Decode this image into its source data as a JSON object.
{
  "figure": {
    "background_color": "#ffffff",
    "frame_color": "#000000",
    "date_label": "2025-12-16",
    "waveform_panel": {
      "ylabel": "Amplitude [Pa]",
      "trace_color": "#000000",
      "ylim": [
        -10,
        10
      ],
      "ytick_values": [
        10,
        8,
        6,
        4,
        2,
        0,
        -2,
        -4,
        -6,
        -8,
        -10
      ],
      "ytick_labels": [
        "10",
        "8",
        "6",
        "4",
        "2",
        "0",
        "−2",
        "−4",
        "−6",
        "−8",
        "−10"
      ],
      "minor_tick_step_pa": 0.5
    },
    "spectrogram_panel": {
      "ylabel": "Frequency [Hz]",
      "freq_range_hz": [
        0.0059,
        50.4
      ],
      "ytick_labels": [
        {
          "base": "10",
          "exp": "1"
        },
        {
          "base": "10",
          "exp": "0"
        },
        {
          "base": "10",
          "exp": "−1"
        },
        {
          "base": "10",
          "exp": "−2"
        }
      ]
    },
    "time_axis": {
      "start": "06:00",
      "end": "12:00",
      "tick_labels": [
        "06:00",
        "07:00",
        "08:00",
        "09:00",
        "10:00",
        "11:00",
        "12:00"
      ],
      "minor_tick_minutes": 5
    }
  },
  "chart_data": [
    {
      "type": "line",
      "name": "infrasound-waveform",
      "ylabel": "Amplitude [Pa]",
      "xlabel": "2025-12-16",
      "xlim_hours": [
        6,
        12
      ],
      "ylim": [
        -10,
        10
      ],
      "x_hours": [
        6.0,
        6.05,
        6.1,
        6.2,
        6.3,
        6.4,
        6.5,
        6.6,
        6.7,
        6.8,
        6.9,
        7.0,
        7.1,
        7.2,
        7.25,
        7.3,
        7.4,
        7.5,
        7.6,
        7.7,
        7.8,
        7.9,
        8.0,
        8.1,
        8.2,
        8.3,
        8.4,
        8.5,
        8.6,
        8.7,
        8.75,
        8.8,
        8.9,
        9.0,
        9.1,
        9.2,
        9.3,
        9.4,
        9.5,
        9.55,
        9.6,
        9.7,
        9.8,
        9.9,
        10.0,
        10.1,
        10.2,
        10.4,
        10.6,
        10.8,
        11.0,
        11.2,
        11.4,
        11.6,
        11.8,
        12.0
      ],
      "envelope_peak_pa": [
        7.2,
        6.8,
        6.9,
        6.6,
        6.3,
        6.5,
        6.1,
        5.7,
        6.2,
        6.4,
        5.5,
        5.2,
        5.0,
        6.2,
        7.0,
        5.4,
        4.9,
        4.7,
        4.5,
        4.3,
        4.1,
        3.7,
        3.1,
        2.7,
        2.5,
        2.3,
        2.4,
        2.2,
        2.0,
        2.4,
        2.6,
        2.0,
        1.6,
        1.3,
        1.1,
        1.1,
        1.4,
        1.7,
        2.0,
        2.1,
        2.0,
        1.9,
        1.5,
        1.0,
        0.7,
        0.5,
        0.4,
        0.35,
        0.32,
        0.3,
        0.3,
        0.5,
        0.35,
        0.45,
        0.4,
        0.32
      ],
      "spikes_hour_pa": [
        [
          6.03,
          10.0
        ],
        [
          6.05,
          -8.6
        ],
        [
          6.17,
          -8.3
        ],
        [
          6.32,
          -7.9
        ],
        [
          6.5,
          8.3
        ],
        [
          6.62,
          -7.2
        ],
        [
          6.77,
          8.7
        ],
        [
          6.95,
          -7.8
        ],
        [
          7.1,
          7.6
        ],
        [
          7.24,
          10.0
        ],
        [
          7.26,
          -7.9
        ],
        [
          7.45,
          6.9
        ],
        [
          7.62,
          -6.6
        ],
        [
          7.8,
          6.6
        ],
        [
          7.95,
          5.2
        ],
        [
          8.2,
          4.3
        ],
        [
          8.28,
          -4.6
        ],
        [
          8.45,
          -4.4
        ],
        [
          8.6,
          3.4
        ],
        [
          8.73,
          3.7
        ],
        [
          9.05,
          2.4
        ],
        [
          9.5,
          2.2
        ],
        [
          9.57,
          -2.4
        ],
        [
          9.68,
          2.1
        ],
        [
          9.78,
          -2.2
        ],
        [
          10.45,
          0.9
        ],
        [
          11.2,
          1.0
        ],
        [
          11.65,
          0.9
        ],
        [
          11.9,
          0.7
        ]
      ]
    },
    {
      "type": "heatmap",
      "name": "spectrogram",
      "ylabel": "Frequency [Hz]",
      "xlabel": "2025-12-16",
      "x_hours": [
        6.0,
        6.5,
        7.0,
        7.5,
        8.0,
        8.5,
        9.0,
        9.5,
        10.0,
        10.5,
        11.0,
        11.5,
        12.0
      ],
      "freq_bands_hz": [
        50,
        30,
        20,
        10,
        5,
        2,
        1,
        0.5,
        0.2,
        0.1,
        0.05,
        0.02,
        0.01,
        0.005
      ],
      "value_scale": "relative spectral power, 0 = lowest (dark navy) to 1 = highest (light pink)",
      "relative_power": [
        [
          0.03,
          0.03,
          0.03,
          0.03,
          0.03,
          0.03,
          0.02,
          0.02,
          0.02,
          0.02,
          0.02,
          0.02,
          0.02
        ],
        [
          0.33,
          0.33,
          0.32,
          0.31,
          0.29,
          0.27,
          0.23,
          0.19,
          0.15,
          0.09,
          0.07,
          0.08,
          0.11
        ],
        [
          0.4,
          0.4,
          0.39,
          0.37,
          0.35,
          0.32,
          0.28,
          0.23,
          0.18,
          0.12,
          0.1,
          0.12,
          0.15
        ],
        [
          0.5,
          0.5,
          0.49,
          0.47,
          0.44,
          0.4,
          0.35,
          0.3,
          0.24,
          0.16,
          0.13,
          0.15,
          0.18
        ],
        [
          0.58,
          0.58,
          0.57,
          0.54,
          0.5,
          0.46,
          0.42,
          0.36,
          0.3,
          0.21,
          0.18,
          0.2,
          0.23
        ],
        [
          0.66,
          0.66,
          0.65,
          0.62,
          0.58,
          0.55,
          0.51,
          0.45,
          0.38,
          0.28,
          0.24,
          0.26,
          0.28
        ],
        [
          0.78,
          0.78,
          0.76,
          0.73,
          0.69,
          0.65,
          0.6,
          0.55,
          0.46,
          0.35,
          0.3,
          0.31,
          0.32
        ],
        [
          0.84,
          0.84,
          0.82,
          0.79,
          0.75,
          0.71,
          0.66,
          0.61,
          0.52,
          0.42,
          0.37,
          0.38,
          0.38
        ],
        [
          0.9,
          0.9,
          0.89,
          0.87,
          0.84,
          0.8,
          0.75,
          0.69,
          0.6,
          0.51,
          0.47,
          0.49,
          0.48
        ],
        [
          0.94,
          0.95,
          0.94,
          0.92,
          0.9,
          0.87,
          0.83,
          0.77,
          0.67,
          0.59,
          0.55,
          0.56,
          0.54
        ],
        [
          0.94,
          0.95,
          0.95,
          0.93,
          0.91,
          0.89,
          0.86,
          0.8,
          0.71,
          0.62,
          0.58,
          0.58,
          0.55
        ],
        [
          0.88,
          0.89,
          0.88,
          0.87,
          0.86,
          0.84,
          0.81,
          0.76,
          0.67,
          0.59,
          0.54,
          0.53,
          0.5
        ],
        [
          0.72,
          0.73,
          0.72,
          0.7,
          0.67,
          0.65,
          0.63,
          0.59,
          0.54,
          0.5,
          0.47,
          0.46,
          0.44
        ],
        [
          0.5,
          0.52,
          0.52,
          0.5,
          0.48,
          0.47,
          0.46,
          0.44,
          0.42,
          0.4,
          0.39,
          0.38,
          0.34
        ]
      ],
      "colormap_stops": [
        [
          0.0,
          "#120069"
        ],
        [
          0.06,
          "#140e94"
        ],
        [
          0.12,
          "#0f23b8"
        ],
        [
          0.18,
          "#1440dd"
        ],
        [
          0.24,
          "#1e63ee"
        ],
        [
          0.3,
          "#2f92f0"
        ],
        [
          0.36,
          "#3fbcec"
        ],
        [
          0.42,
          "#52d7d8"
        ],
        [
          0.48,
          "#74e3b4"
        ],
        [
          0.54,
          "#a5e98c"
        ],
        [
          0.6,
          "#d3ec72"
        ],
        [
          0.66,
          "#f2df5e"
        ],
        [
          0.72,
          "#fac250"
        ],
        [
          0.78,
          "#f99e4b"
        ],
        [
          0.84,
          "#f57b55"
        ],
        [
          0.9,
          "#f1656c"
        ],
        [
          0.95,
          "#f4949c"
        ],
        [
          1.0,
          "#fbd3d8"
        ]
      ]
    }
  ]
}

## Task to carry out
Compute the number of lines above that contain the string "name". Reply with that value only.

## Written response
2